To do >> Print every entry exactly as written.

-- begin Dataset content --

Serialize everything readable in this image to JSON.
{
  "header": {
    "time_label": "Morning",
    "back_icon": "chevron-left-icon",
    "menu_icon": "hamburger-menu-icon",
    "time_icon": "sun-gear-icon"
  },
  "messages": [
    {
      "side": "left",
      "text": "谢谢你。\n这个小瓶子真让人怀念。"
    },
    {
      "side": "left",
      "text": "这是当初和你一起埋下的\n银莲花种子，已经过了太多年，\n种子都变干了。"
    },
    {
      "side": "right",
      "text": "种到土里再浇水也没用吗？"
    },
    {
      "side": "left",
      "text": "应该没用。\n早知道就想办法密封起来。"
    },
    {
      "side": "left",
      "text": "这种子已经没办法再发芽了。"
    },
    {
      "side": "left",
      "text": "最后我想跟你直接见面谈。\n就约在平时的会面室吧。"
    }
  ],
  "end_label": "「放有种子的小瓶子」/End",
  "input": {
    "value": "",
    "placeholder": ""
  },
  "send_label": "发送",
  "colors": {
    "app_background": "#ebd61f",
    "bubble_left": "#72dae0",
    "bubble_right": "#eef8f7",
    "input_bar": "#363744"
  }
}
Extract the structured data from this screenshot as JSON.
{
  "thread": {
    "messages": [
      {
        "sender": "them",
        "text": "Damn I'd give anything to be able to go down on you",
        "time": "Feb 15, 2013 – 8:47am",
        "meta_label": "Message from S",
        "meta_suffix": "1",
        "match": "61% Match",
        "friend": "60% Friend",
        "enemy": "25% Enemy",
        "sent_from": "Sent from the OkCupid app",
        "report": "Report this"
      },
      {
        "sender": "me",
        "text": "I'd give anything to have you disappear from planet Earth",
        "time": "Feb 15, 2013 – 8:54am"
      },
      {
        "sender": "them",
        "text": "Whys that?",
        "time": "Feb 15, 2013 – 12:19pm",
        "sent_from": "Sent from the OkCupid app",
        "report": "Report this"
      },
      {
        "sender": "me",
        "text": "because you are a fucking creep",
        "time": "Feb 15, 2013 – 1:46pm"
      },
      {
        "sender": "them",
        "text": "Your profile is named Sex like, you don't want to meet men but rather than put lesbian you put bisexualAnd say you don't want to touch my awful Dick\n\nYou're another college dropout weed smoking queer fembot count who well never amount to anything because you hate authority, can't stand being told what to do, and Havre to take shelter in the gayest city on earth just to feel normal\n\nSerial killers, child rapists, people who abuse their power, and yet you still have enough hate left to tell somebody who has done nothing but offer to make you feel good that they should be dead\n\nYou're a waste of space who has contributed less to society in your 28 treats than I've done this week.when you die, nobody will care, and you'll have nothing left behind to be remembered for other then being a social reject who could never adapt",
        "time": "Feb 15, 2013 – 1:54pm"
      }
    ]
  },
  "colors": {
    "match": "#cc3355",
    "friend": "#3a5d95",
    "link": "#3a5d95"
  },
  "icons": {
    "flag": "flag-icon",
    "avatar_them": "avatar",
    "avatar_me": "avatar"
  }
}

-- end Dataset content --

Task solution >>
Serialize everything readable in this image to JSON.
{
  "header": {
    "time_label": "Morning",
    "back_icon": "chevron-left-icon",
    "menu_icon": "hamburger-menu-icon",
    "time_icon": "sun-gear-icon"
  },
  "messages": [
    {
      "side": "left",
      "text": "谢谢你。\n这个小瓶子真让人怀念。"
    },
    {
      "side": "left",
      "text": "这是当初和你一起埋下的\n银莲花种子，已经过了太多年，\n种子都变干了。"
    },
    {
      "side": "right",
      "text": "种到土里再浇水也没用吗？"
    },
    {
      "side": "left",
      "text": "应该没用。\n早知道就想办法密封起来。"
    },
    {
      "side": "left",
      "text": "这种子已经没办法再发芽了。"
    },
    {
      "side": "left",
      "text": "最后我想跟你直接见面谈。\n就约在平时的会面室吧。"
    }
  ],
  "end_label": "「放有种子的小瓶子」/End",
  "input": {
    "value": "",
    "placeholder": ""
  },
  "send_label": "发送",
  "colors": {
    "app_background": "#ebd61f",
    "bubble_left": "#72dae0",
    "bubble_right": "#eef8f7",
    "input_bar": "#363744"
  }
}
Extract the structured data from this screenshot as JSON.
{
  "thread": {
    "messages": [
      {
        "sender": "them",
        "text": "Damn I'd give anything to be able to go down on you",
        "time": "Feb 15, 2013 – 8:47am",
        "meta_label": "Message from S",
        "meta_suffix": "1",
        "match": "61% Match",
        "friend": "60% Friend",
        "enemy": "25% Enemy",
        "sent_from": "Sent from the OkCupid app",
        "report": "Report this"
      },
      {
        "sender": "me",
        "text": "I'd give anything to have you disappear from planet Earth",
        "time": "Feb 15, 2013 – 8:54am"
      },
      {
        "sender": "them",
        "text": "Whys that?",
        "time": "Feb 15, 2013 – 12:19pm",
        "sent_from": "Sent from the OkCupid app",
        "report": "Report this"
      },
      {
        "sender": "me",
        "text": "because you are a fucking creep",
        "time": "Feb 15, 2013 – 1:46pm"
      },
      {
        "sender": "them",
        "text": "Your profile is named Sex like, you don't want to meet men but rather than put lesbian you put bisexualAnd say you don't want to touch my awful Dick\n\nYou're another college dropout weed smoking queer fembot count who well never amount to anything because you hate authority, can't stand being told what to do, and Havre to take shelter in the gayest city on earth just to feel normal\n\nSerial killers, child rapists, people who abuse their power, and yet you still have enough hate left to tell somebody who has done nothing but offer to make you feel good that they should be dead\n\nYou're a waste of space who has contributed less to society in your 28 treats than I've done this week.when you die, nobody will care, and you'll have nothing left behind to be remembered for other then being a social reject who could never adapt",
        "time": "Feb 15, 2013 – 1:54pm"
      }
    ]
  },
  "colors": {
    "match": "#cc3355",
    "friend": "#3a5d95",
    "link": "#3a5d95"
  },
  "icons": {
    "flag": "flag-icon",
    "avatar_them": "avatar",
    "avatar_me": "avatar"
  }
}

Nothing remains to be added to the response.